Collect from the data below each line with "Вариант".
****************************************
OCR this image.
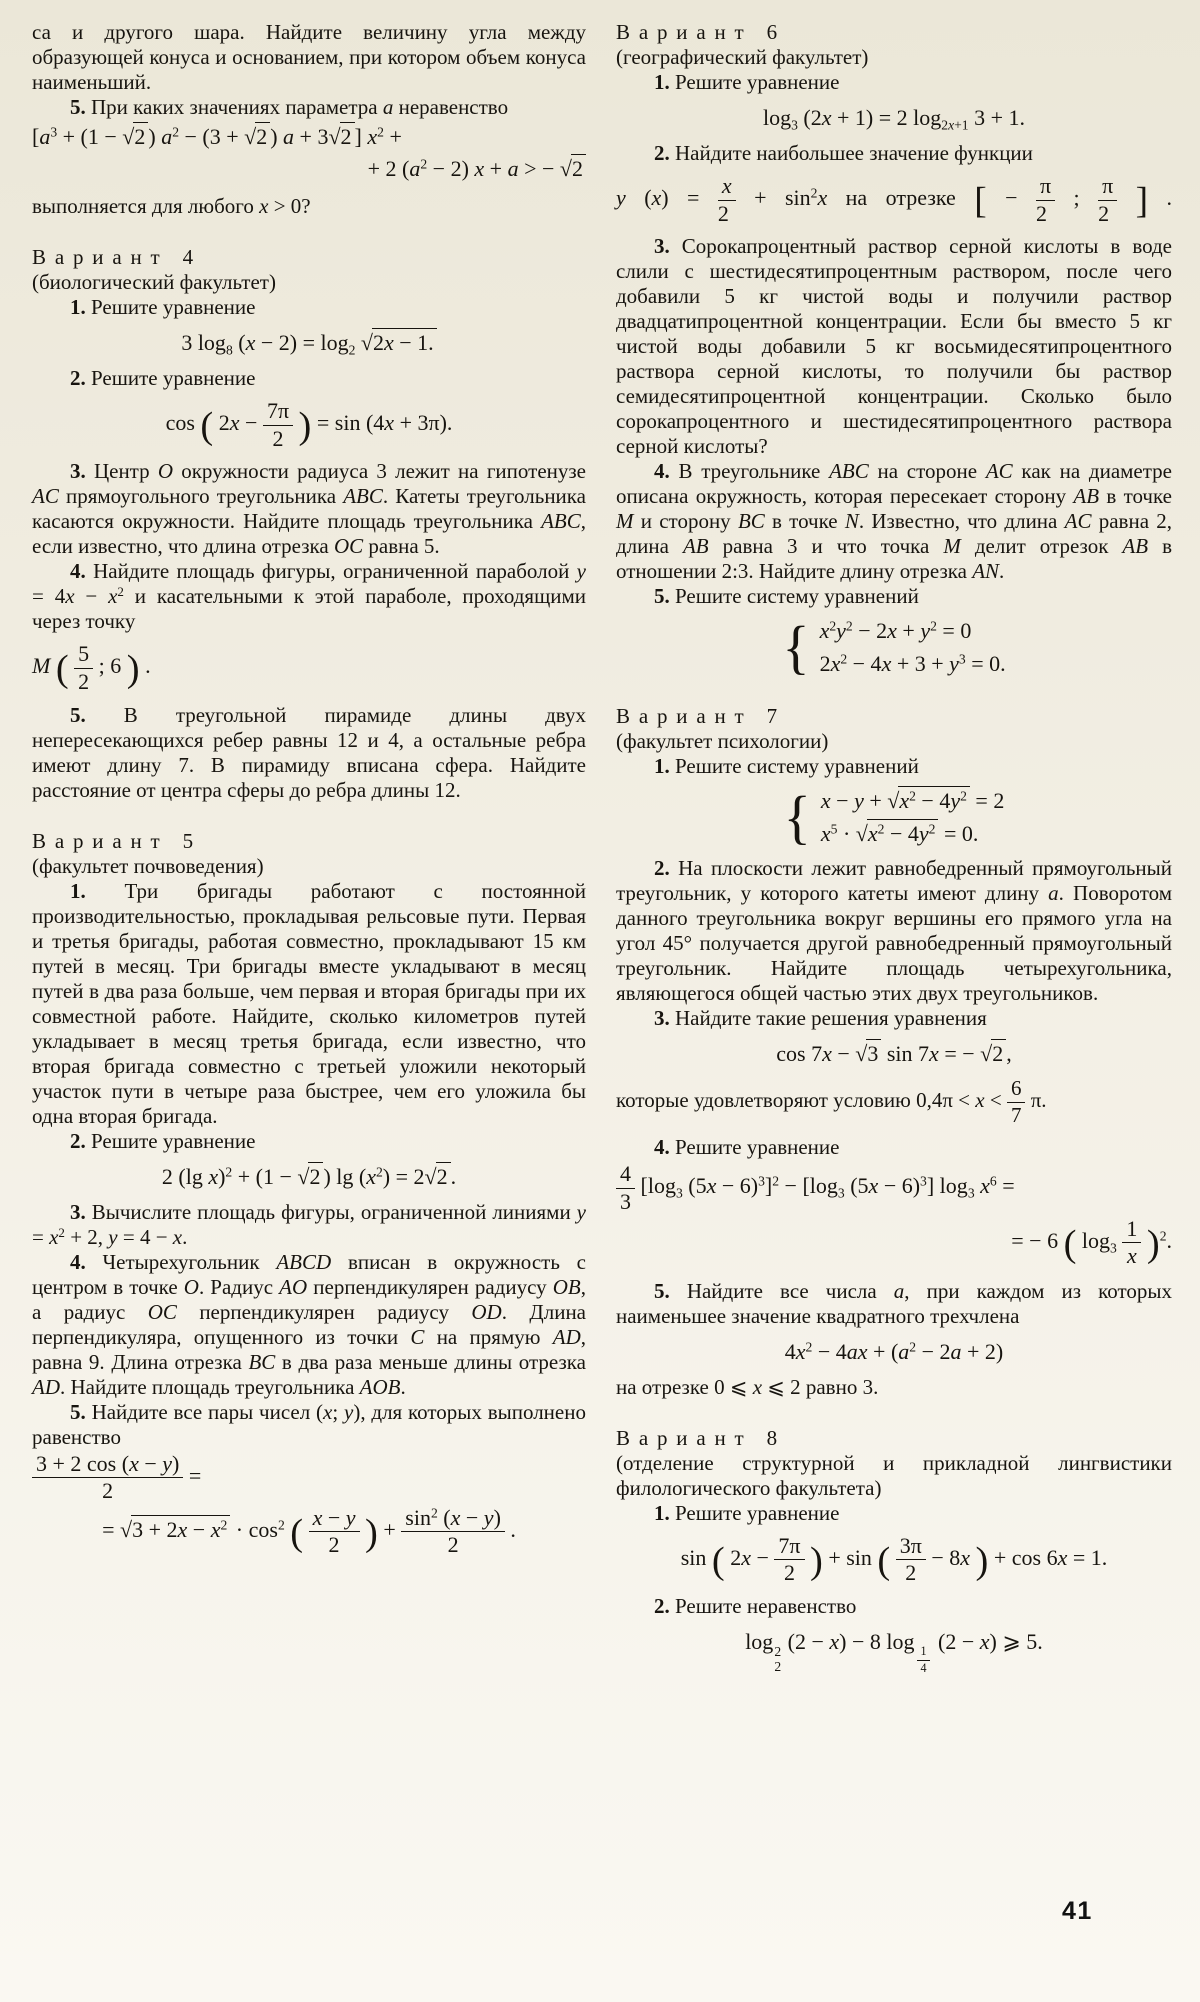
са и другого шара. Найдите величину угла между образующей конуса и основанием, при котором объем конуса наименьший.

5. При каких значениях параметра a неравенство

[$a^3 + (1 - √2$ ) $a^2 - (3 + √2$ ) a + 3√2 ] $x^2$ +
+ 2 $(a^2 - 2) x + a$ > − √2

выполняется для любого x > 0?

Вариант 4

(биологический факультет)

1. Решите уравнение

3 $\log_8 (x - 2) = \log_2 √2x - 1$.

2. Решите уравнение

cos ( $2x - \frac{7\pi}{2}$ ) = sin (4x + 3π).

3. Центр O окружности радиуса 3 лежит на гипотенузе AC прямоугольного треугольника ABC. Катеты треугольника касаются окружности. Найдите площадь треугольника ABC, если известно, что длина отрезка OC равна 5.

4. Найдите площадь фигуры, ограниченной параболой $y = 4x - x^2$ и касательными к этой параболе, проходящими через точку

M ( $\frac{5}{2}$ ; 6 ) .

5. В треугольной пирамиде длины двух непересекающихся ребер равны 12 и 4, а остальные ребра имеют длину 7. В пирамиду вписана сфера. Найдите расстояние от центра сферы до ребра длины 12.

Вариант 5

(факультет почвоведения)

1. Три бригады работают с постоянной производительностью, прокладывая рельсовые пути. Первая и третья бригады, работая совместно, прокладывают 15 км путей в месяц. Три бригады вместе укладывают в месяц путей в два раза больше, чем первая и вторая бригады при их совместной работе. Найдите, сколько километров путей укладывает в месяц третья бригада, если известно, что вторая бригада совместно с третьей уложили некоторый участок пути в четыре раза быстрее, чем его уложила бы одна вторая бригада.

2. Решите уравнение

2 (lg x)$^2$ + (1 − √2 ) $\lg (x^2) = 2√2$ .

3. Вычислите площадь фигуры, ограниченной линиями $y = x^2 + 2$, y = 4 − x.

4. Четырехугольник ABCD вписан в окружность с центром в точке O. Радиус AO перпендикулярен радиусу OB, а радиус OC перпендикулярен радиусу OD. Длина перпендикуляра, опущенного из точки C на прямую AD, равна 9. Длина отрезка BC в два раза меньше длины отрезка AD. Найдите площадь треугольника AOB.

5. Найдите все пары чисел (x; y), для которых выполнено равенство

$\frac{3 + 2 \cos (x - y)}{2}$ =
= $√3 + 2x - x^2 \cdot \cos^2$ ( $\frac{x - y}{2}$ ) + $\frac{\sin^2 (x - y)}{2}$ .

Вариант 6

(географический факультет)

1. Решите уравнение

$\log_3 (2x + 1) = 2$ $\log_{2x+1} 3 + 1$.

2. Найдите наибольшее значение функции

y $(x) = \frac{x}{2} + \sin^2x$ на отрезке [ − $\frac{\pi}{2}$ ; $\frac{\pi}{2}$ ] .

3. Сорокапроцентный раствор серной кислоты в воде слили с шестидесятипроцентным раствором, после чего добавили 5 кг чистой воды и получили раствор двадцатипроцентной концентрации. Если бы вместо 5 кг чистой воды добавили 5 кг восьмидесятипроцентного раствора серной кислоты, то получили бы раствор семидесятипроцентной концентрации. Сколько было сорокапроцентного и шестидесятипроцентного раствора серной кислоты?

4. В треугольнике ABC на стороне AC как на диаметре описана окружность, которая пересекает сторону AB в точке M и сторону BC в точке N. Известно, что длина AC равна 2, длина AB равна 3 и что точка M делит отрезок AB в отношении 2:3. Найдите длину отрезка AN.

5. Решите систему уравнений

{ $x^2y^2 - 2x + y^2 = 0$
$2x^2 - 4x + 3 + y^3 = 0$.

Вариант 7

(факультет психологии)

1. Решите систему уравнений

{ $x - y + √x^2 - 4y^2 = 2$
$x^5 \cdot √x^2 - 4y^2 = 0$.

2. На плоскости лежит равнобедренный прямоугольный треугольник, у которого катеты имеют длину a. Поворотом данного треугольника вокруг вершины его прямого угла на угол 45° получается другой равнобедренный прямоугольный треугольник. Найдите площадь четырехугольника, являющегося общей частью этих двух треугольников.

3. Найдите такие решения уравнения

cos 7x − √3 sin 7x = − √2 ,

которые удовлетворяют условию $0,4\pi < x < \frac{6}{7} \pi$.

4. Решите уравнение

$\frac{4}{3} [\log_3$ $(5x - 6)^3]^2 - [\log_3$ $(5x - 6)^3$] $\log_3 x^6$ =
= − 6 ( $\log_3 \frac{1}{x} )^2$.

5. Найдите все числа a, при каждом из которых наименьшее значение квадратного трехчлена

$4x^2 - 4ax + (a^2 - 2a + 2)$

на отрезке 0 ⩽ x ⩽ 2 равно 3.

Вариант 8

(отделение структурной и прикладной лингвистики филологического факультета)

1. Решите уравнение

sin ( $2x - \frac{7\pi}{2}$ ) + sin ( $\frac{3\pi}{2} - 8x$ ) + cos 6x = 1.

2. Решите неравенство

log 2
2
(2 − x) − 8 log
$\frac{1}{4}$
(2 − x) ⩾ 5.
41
****************************************
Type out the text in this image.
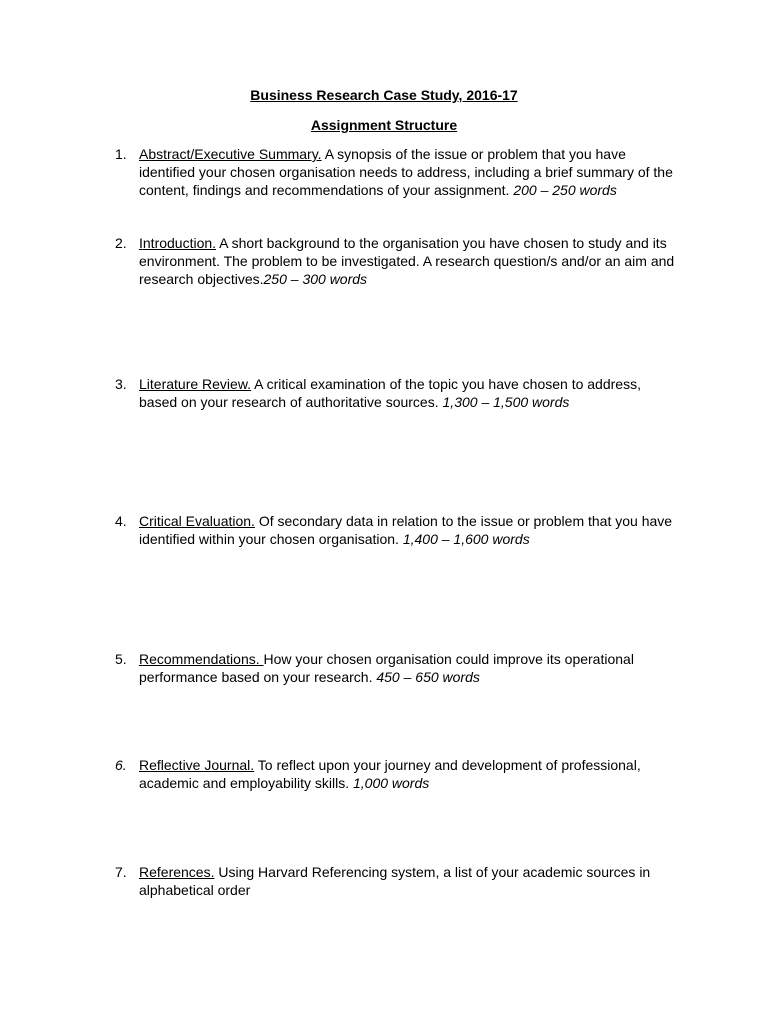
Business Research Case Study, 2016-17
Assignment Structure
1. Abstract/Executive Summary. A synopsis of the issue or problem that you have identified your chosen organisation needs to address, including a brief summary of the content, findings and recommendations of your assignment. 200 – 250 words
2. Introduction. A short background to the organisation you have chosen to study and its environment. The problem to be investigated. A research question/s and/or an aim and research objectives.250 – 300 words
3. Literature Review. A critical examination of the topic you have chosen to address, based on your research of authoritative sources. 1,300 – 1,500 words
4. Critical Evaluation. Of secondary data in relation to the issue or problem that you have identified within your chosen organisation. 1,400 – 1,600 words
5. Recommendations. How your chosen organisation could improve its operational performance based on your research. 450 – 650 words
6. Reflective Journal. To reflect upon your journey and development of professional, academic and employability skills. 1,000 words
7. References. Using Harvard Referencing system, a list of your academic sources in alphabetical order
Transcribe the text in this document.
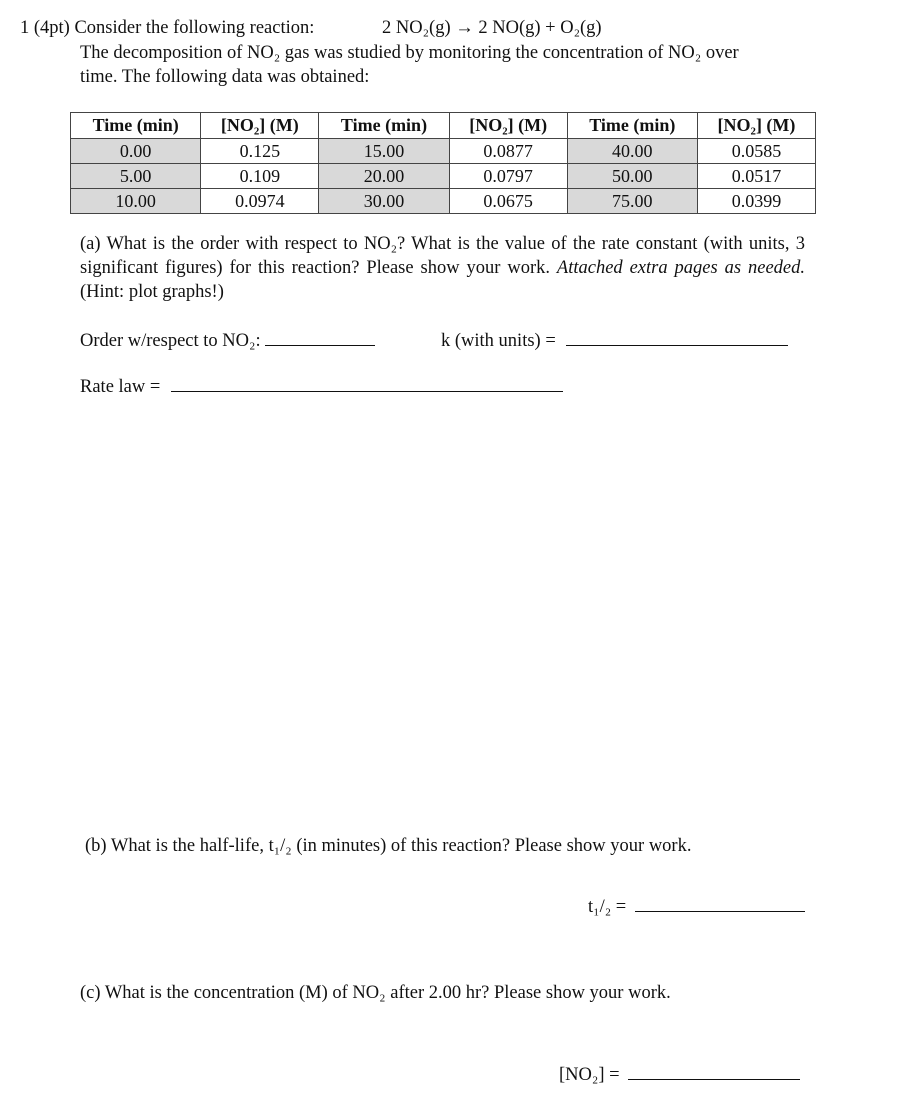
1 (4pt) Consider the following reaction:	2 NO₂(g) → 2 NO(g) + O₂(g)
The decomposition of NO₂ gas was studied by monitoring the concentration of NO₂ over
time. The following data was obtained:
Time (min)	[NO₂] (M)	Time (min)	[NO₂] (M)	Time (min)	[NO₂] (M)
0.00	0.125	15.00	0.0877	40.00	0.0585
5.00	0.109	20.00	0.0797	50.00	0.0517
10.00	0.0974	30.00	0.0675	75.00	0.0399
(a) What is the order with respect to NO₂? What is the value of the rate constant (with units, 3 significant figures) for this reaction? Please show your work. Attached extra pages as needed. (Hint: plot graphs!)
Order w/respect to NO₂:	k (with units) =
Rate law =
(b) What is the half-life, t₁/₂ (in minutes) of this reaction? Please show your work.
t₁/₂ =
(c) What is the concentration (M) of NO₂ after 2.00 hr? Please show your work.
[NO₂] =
****************************************
# REPLY
Вариант 4
Вариант 5
Вариант 6
Вариант 7
Вариант 8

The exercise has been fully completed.